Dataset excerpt
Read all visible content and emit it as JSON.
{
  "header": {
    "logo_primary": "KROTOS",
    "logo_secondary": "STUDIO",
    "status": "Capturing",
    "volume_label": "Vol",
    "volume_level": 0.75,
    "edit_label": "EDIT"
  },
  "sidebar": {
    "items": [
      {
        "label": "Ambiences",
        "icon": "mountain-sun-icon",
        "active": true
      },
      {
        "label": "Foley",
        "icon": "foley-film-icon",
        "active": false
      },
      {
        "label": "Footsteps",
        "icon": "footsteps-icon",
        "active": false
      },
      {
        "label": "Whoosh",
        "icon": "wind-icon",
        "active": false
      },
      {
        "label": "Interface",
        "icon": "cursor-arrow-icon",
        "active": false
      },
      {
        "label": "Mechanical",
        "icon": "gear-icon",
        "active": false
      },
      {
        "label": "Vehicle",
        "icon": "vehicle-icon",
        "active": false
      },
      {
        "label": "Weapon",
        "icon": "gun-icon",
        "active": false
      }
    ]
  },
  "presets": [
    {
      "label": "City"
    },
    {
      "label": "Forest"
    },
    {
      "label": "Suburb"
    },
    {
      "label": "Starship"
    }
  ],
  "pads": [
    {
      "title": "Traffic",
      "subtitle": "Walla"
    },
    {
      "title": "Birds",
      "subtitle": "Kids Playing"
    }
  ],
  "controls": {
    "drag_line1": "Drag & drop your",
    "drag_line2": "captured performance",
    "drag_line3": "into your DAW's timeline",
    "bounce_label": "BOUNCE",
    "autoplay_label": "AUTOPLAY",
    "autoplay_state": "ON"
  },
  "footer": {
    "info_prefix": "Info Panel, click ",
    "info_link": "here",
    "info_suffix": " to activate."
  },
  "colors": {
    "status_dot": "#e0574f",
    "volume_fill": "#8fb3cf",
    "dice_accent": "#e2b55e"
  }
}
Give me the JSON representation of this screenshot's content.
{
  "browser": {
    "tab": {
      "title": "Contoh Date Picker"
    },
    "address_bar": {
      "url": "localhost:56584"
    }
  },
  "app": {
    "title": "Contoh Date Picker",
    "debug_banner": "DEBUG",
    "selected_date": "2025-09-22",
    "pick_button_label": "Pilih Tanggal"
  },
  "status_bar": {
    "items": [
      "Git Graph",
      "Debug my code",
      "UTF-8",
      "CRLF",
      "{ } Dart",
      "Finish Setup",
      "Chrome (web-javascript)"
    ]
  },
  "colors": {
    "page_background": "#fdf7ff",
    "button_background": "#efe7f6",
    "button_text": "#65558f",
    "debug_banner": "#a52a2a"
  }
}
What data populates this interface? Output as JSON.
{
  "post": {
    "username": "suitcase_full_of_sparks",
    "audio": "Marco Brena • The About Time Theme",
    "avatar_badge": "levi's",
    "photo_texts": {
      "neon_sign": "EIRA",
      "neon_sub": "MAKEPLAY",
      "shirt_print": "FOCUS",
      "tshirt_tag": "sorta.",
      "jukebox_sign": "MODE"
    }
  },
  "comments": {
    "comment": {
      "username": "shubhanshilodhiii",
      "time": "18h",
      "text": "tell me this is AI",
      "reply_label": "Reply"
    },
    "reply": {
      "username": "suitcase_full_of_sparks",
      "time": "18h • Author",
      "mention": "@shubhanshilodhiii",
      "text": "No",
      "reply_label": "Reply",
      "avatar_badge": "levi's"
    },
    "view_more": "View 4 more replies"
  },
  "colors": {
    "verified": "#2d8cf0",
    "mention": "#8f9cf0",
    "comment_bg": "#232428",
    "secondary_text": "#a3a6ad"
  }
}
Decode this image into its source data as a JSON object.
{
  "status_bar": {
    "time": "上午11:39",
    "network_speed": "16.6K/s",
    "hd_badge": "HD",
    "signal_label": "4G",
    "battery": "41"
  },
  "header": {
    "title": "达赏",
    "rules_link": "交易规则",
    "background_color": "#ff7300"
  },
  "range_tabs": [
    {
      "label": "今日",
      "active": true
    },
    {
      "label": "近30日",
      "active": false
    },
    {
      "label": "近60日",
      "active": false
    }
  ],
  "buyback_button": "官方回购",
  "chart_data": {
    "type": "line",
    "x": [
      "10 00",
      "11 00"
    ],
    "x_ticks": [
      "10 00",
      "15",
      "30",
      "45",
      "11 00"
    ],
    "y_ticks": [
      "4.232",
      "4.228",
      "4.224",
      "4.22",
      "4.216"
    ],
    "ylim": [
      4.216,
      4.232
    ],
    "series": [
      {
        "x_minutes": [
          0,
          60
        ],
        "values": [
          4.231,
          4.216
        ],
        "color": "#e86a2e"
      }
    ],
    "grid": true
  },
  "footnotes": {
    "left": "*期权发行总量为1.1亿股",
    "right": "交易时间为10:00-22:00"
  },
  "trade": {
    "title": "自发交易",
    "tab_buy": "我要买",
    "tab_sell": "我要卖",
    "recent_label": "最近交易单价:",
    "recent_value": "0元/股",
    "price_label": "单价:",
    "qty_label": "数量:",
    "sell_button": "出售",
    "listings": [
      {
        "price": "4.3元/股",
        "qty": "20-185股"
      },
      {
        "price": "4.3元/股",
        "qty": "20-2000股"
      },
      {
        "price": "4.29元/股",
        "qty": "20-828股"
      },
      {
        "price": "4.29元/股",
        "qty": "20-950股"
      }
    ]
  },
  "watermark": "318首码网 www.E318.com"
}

Goal of the exercise:
Each record must be repeated exactly as it is.

Result of the exercise:
Read all visible content and emit it as JSON.
{
  "header": {
    "logo_primary": "KROTOS",
    "logo_secondary": "STUDIO",
    "status": "Capturing",
    "volume_label": "Vol",
    "volume_level": 0.75,
    "edit_label": "EDIT"
  },
  "sidebar": {
    "items": [
      {
        "label": "Ambiences",
        "icon": "mountain-sun-icon",
        "active": true
      },
      {
        "label": "Foley",
        "icon": "foley-film-icon",
        "active": false
      },
      {
        "label": "Footsteps",
        "icon": "footsteps-icon",
        "active": false
      },
      {
        "label": "Whoosh",
        "icon": "wind-icon",
        "active": false
      },
      {
        "label": "Interface",
        "icon": "cursor-arrow-icon",
        "active": false
      },
      {
        "label": "Mechanical",
        "icon": "gear-icon",
        "active": false
      },
      {
        "label": "Vehicle",
        "icon": "vehicle-icon",
        "active": false
      },
      {
        "label": "Weapon",
        "icon": "gun-icon",
        "active": false
      }
    ]
  },
  "presets": [
    {
      "label": "City"
    },
    {
      "label": "Forest"
    },
    {
      "label": "Suburb"
    },
    {
      "label": "Starship"
    }
  ],
  "pads": [
    {
      "title": "Traffic",
      "subtitle": "Walla"
    },
    {
      "title": "Birds",
      "subtitle": "Kids Playing"
    }
  ],
  "controls": {
    "drag_line1": "Drag & drop your",
    "drag_line2": "captured performance",
    "drag_line3": "into your DAW's timeline",
    "bounce_label": "BOUNCE",
    "autoplay_label": "AUTOPLAY",
    "autoplay_state": "ON"
  },
  "footer": {
    "info_prefix": "Info Panel, click ",
    "info_link": "here",
    "info_suffix": " to activate."
  },
  "colors": {
    "status_dot": "#e0574f",
    "volume_fill": "#8fb3cf",
    "dice_accent": "#e2b55e"
  }
}
Give me the JSON representation of this screenshot's content.
{
  "browser": {
    "tab": {
      "title": "Contoh Date Picker"
    },
    "address_bar": {
      "url": "localhost:56584"
    }
  },
  "app": {
    "title": "Contoh Date Picker",
    "debug_banner": "DEBUG",
    "selected_date": "2025-09-22",
    "pick_button_label": "Pilih Tanggal"
  },
  "status_bar": {
    "items": [
      "Git Graph",
      "Debug my code",
      "UTF-8",
      "CRLF",
      "{ } Dart",
      "Finish Setup",
      "Chrome (web-javascript)"
    ]
  },
  "colors": {
    "page_background": "#fdf7ff",
    "button_background": "#efe7f6",
    "button_text": "#65558f",
    "debug_banner": "#a52a2a"
  }
}
What data populates this interface? Output as JSON.
{
  "post": {
    "username": "suitcase_full_of_sparks",
    "audio": "Marco Brena • The About Time Theme",
    "avatar_badge": "levi's",
    "photo_texts": {
      "neon_sign": "EIRA",
      "neon_sub": "MAKEPLAY",
      "shirt_print": "FOCUS",
      "tshirt_tag": "sorta.",
      "jukebox_sign": "MODE"
    }
  },
  "comments": {
    "comment": {
      "username": "shubhanshilodhiii",
      "time": "18h",
      "text": "tell me this is AI",
      "reply_label": "Reply"
    },
    "reply": {
      "username": "suitcase_full_of_sparks",
      "time": "18h • Author",
      "mention": "@shubhanshilodhiii",
      "text": "No",
      "reply_label": "Reply",
      "avatar_badge": "levi's"
    },
    "view_more": "View 4 more replies"
  },
  "colors": {
    "verified": "#2d8cf0",
    "mention": "#8f9cf0",
    "comment_bg": "#232428",
    "secondary_text": "#a3a6ad"
  }
}
Decode this image into its source data as a JSON object.
{
  "status_bar": {
    "time": "上午11:39",
    "network_speed": "16.6K/s",
    "hd_badge": "HD",
    "signal_label": "4G",
    "battery": "41"
  },
  "header": {
    "title": "达赏",
    "rules_link": "交易规则",
    "background_color": "#ff7300"
  },
  "range_tabs": [
    {
      "label": "今日",
      "active": true
    },
    {
      "label": "近30日",
      "active": false
    },
    {
      "label": "近60日",
      "active": false
    }
  ],
  "buyback_button": "官方回购",
  "chart_data": {
    "type": "line",
    "x": [
      "10 00",
      "11 00"
    ],
    "x_ticks": [
      "10 00",
      "15",
      "30",
      "45",
      "11 00"
    ],
    "y_ticks": [
      "4.232",
      "4.228",
      "4.224",
      "4.22",
      "4.216"
    ],
    "ylim": [
      4.216,
      4.232
    ],
    "series": [
      {
        "x_minutes": [
          0,
          60
        ],
        "values": [
          4.231,
          4.216
        ],
        "color": "#e86a2e"
      }
    ],
    "grid": true
  },
  "footnotes": {
    "left": "*期权发行总量为1.1亿股",
    "right": "交易时间为10:00-22:00"
  },
  "trade": {
    "title": "自发交易",
    "tab_buy": "我要买",
    "tab_sell": "我要卖",
    "recent_label": "最近交易单价:",
    "recent_value": "0元/股",
    "price_label": "单价:",
    "qty_label": "数量:",
    "sell_button": "出售",
    "listings": [
      {
        "price": "4.3元/股",
        "qty": "20-185股"
      },
      {
        "price": "4.3元/股",
        "qty": "20-2000股"
      },
      {
        "price": "4.29元/股",
        "qty": "20-828股"
      },
      {
        "price": "4.29元/股",
        "qty": "20-950股"
      }
    ]
  },
  "watermark": "318首码网 www.E318.com"
}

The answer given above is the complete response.